Entries from a visual dataset:
»»

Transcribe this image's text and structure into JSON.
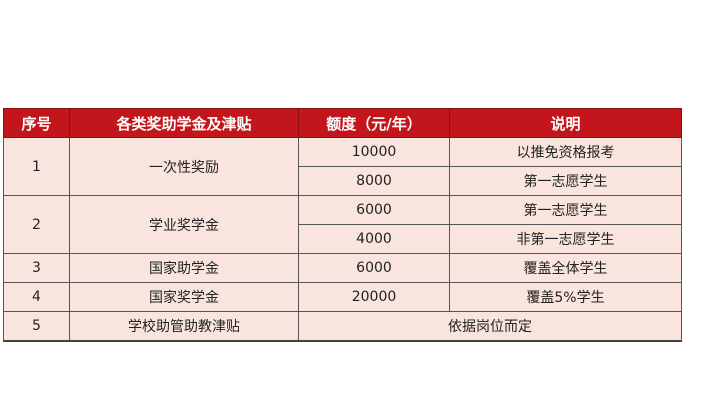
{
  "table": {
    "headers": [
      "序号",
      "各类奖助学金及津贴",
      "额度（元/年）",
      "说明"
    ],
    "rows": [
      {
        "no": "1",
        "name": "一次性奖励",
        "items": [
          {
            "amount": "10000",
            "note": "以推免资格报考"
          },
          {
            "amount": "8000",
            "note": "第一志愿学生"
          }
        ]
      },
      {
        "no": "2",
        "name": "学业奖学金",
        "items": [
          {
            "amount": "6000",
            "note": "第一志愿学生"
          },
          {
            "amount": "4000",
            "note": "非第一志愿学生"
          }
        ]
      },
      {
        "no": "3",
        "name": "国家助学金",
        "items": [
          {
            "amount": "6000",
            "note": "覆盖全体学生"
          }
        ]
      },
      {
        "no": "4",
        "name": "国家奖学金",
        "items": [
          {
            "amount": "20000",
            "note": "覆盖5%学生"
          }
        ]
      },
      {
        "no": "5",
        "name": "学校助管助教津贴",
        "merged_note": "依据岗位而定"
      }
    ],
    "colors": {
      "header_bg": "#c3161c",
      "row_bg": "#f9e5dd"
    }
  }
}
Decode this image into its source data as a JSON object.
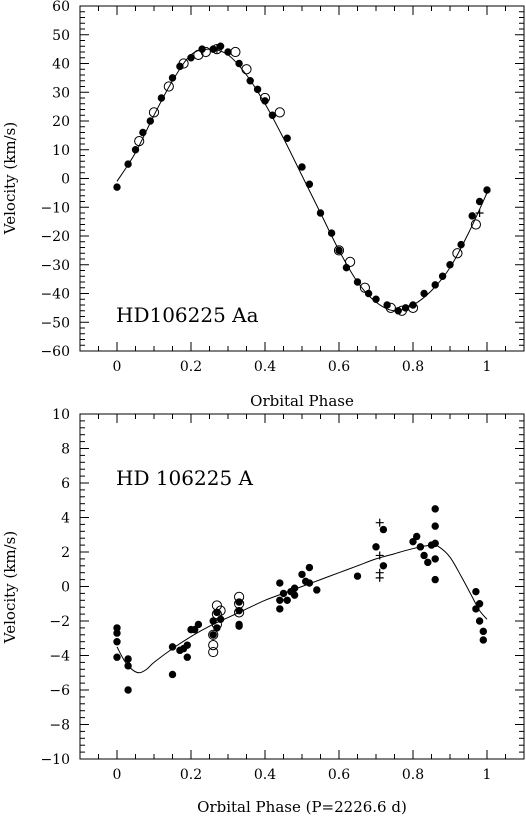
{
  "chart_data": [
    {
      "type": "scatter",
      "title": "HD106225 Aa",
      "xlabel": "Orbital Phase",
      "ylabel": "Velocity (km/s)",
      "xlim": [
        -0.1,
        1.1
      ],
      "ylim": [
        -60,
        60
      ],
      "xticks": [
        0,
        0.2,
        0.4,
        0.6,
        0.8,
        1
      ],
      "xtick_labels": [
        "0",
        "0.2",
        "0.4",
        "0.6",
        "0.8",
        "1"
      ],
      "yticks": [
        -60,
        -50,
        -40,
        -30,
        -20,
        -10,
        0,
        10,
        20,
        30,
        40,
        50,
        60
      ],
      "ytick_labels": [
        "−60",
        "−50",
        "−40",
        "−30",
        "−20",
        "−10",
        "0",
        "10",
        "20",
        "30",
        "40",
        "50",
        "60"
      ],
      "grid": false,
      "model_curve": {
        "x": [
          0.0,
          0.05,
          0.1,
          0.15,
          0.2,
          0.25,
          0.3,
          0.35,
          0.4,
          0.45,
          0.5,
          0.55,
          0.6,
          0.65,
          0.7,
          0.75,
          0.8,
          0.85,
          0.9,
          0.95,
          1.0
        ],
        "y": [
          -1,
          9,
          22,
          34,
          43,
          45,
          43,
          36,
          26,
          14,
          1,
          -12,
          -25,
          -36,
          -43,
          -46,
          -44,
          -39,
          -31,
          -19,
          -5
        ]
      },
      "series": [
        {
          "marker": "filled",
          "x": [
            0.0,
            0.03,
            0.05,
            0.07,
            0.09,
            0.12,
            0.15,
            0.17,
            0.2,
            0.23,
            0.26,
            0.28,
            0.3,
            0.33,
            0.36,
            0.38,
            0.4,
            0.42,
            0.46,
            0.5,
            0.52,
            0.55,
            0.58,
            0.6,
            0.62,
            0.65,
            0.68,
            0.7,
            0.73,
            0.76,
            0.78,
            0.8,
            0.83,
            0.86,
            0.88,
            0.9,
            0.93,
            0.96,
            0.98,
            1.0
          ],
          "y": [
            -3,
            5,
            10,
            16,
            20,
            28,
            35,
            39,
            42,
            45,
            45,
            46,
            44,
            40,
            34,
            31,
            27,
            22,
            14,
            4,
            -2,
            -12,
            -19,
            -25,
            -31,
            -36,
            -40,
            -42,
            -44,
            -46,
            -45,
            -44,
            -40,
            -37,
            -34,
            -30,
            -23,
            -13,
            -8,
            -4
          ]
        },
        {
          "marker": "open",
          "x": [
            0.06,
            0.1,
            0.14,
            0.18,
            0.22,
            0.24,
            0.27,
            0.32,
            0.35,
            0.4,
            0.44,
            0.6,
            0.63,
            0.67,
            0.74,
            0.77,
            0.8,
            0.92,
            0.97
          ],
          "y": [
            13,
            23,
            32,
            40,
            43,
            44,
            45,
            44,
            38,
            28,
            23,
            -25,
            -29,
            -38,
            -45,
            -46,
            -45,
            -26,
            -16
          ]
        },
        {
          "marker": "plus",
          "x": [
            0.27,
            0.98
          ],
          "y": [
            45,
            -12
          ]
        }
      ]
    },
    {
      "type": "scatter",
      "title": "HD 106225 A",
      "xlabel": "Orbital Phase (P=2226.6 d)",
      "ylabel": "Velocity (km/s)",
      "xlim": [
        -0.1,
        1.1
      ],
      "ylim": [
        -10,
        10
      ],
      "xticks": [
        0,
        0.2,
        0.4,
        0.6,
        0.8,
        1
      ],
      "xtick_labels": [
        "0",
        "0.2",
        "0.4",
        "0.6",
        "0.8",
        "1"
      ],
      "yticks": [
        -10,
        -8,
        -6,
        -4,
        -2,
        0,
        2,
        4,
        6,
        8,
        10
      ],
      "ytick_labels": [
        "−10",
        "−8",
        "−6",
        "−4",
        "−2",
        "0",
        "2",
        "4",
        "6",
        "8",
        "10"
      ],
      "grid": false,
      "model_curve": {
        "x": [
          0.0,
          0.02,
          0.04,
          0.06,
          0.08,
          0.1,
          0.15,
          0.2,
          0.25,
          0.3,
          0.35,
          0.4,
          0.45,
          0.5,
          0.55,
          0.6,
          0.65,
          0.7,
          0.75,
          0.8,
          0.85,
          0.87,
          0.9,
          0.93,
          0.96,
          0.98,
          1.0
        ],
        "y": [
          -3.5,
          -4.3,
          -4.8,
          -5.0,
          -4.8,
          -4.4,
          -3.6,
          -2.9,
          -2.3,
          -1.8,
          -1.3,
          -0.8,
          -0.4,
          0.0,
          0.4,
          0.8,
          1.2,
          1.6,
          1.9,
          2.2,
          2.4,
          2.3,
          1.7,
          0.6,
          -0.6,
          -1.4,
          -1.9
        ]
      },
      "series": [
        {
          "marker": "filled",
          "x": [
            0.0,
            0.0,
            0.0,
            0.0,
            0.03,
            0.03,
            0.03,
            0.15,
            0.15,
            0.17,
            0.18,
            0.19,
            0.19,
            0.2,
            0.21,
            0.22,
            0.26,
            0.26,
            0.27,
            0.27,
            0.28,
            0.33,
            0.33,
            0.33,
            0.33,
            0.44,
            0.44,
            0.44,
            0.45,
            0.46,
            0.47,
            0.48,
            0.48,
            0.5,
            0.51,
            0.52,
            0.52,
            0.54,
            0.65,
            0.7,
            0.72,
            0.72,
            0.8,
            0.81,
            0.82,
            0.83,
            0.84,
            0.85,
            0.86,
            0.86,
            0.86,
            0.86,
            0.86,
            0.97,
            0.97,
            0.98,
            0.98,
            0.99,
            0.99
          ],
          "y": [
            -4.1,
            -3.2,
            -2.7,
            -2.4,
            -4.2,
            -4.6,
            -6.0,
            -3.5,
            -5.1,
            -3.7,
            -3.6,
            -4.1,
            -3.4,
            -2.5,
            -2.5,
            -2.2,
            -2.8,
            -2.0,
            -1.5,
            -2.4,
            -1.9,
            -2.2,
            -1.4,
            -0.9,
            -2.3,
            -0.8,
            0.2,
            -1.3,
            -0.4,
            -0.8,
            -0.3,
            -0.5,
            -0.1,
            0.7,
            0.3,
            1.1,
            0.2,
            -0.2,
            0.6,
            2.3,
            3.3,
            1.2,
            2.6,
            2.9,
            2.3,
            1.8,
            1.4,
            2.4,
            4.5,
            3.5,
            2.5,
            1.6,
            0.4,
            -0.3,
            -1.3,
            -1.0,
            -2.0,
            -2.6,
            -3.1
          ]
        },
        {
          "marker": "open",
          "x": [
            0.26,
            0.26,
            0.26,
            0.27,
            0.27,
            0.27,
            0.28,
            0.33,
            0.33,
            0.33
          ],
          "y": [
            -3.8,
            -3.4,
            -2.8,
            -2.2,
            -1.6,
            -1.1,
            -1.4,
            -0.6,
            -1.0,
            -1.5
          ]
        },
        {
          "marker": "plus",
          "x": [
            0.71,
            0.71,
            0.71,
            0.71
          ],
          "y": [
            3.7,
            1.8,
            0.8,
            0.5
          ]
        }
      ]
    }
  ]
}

««

** Problem requirements **
Give only the number of lines above that hold the string "into".

** Task answer **
2